:: Supplied records ::
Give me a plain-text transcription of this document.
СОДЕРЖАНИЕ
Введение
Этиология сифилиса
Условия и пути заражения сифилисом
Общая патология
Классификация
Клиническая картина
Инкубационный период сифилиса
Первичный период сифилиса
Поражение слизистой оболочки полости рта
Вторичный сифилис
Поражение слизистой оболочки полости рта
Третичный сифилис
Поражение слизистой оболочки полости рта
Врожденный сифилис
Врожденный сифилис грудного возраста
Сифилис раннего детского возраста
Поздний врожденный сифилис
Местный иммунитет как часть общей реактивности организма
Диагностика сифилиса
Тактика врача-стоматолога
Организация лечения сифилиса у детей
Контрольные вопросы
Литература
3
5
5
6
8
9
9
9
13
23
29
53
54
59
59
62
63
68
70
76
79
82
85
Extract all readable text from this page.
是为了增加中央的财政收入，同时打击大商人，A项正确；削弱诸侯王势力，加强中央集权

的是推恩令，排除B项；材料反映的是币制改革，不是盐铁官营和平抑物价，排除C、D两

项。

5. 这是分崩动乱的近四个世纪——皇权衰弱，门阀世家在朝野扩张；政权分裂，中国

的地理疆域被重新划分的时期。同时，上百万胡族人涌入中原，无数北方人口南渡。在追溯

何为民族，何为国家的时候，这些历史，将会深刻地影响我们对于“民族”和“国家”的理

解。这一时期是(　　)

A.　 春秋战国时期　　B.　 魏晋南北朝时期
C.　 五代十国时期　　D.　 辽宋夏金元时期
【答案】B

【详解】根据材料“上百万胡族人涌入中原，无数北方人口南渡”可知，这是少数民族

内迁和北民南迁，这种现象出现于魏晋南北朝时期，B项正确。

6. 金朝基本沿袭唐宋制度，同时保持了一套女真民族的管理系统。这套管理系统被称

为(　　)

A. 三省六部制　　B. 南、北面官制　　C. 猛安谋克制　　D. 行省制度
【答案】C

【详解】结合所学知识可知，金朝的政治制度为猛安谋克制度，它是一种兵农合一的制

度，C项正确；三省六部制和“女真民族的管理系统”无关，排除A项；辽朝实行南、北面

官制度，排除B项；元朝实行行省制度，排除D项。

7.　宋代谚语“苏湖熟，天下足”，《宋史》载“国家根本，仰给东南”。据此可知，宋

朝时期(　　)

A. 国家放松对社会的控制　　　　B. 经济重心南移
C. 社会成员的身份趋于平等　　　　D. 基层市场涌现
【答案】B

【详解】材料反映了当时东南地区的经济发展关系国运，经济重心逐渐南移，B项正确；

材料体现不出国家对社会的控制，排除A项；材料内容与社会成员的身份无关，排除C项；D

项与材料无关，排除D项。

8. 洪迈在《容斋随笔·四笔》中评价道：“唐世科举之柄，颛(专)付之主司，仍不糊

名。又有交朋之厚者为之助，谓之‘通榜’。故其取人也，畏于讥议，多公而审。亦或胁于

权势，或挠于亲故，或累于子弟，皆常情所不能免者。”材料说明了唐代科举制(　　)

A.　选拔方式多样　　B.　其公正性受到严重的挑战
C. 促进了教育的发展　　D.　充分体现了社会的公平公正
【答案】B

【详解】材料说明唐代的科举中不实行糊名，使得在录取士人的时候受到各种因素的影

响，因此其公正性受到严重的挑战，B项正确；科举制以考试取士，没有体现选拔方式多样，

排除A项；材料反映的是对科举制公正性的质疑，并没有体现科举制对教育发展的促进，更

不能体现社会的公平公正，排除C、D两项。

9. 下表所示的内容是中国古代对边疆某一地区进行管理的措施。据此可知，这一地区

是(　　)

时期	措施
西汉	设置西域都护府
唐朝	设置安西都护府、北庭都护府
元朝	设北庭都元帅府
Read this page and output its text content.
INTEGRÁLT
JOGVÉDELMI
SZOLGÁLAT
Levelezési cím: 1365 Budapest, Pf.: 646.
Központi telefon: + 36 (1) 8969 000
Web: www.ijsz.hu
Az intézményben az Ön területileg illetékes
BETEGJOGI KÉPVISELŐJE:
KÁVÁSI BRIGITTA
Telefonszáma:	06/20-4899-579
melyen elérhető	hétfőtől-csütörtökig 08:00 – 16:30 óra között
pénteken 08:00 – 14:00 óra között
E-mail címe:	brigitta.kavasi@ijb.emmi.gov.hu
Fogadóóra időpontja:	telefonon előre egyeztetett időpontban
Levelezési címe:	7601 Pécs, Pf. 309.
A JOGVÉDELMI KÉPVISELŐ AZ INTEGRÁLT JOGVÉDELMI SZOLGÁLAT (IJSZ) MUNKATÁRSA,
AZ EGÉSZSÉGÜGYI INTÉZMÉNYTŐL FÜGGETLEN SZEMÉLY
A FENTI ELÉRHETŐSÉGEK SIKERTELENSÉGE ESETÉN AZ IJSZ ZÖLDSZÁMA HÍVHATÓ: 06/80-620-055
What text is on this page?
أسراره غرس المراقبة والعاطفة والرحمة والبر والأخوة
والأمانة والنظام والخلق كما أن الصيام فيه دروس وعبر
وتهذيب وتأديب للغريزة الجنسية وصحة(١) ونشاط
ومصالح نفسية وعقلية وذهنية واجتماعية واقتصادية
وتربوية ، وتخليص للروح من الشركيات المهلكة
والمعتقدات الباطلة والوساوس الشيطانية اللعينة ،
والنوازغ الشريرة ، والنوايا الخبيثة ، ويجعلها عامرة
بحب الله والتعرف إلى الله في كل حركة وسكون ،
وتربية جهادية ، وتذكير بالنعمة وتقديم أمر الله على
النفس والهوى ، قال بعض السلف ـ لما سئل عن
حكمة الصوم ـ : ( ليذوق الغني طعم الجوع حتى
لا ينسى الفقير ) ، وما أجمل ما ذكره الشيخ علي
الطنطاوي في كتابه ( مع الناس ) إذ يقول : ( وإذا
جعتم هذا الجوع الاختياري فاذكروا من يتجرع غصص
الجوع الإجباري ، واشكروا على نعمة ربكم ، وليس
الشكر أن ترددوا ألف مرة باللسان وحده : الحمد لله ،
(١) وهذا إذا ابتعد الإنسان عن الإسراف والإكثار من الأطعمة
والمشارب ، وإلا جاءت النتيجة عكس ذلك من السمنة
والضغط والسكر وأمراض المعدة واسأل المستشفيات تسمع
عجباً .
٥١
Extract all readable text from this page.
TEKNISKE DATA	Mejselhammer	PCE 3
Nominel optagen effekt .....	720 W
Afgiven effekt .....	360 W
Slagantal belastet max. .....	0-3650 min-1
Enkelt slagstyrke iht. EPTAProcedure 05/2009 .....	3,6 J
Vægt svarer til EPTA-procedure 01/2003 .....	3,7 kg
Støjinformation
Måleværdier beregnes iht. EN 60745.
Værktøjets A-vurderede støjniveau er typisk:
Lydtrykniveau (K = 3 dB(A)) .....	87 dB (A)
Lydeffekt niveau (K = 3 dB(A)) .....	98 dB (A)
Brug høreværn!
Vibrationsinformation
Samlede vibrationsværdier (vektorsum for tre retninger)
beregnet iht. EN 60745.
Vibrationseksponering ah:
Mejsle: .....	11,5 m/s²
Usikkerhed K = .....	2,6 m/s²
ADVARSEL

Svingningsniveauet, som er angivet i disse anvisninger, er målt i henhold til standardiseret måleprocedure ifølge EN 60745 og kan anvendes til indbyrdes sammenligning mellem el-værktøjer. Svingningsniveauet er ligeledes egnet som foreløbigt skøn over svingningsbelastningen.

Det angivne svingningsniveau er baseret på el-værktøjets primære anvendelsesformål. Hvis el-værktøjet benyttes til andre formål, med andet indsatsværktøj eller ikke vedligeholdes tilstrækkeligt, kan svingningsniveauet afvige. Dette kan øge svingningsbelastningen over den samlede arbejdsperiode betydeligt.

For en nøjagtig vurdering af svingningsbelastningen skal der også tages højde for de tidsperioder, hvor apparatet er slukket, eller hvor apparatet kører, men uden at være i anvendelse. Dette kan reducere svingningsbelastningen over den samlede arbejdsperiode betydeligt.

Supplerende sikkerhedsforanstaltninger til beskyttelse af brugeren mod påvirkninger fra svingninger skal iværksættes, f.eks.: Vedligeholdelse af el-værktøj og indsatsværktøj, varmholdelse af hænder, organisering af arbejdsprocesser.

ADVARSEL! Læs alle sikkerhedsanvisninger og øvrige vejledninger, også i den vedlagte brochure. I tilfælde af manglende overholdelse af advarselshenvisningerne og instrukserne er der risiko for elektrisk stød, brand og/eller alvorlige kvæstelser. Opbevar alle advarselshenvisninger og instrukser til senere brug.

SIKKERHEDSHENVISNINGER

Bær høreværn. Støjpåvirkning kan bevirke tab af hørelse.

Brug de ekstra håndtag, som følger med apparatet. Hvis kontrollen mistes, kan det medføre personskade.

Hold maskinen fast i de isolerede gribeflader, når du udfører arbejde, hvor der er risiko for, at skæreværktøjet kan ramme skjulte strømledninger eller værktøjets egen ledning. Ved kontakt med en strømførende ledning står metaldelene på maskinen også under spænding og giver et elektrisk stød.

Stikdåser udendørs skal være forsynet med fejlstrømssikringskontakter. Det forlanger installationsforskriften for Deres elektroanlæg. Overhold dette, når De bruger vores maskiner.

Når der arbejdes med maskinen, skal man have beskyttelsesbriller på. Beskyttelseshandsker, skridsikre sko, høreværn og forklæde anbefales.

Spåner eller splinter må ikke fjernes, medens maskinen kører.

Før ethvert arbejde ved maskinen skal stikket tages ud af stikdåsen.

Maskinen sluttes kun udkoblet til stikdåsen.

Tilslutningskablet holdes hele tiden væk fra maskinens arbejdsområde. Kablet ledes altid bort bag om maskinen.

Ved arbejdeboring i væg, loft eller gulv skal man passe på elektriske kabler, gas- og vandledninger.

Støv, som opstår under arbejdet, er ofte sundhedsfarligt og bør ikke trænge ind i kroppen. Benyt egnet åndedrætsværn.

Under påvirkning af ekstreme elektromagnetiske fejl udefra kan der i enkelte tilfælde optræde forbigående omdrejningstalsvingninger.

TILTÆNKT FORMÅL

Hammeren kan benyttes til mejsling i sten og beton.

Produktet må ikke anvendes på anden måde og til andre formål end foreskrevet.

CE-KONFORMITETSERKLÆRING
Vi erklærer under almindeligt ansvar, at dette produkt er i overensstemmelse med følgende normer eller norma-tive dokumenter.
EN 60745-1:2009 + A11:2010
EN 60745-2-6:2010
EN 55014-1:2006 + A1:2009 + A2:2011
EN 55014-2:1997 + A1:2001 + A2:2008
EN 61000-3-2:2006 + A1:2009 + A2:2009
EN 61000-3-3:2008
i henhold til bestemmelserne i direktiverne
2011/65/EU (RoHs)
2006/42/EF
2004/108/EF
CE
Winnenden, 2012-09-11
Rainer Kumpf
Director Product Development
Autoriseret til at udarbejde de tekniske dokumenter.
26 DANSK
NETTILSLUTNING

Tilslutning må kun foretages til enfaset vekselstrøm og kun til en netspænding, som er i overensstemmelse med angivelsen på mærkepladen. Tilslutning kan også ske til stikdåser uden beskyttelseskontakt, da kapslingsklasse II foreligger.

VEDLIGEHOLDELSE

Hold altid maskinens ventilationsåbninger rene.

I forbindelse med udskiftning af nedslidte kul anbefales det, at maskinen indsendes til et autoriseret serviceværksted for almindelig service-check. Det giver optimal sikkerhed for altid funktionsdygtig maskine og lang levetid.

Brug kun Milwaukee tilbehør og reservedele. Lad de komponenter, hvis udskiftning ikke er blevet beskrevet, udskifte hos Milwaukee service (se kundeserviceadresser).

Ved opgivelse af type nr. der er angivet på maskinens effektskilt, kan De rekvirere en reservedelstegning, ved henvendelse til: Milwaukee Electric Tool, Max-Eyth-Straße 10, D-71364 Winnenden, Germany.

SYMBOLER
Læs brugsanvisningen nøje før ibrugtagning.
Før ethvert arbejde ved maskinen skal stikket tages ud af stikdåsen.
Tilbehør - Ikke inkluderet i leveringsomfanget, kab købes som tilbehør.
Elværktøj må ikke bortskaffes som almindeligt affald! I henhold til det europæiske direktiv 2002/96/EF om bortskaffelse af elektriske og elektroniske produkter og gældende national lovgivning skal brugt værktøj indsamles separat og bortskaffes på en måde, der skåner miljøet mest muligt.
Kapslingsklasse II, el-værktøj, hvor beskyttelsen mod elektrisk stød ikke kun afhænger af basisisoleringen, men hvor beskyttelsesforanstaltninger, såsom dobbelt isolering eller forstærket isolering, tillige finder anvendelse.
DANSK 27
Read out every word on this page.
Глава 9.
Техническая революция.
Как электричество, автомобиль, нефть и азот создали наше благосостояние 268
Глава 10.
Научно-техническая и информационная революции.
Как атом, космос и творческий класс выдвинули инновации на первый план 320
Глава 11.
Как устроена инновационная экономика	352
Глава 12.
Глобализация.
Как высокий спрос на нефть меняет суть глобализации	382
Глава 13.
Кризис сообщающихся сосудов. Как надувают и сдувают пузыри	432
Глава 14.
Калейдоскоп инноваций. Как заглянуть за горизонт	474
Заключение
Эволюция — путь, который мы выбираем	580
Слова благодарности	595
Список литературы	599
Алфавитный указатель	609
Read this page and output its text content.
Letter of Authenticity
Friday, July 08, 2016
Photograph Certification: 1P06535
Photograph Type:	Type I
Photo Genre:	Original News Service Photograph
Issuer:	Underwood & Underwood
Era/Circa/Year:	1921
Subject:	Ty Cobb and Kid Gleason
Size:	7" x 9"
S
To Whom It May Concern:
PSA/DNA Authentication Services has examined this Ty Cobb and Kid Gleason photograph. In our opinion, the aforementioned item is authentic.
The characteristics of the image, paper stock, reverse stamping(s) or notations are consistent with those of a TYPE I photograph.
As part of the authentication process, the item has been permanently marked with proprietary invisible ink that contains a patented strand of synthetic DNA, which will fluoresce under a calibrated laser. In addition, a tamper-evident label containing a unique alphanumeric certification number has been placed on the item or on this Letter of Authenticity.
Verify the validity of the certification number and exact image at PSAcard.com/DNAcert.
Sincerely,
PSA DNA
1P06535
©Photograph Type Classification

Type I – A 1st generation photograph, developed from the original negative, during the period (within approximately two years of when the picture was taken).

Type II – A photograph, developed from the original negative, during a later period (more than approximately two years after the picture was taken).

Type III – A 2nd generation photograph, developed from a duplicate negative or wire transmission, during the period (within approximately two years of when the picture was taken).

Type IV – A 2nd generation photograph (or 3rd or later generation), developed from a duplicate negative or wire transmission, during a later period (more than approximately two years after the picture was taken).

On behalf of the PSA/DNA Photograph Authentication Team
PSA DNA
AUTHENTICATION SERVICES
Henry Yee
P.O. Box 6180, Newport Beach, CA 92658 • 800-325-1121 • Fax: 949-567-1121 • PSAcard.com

:: Aim of the task ::
Look through the listing and extract every line with "negative" in it.

:: Answer to this problem ::
Type I – A 1st generation photograph, developed from the original negative, during the period (within approximately two years of when the picture was taken).
Type II – A photograph, developed from the original negative, during a later period (more than approximately two years after the picture was taken).
Type III – A 2nd generation photograph, developed from a duplicate negative or wire transmission, during the period (within approximately two years of when the picture was taken).
Type IV – A 2nd generation photograph (or 3rd or later generation), developed from a duplicate negative or wire transmission, during a later period (more than approximately two years after the picture was taken).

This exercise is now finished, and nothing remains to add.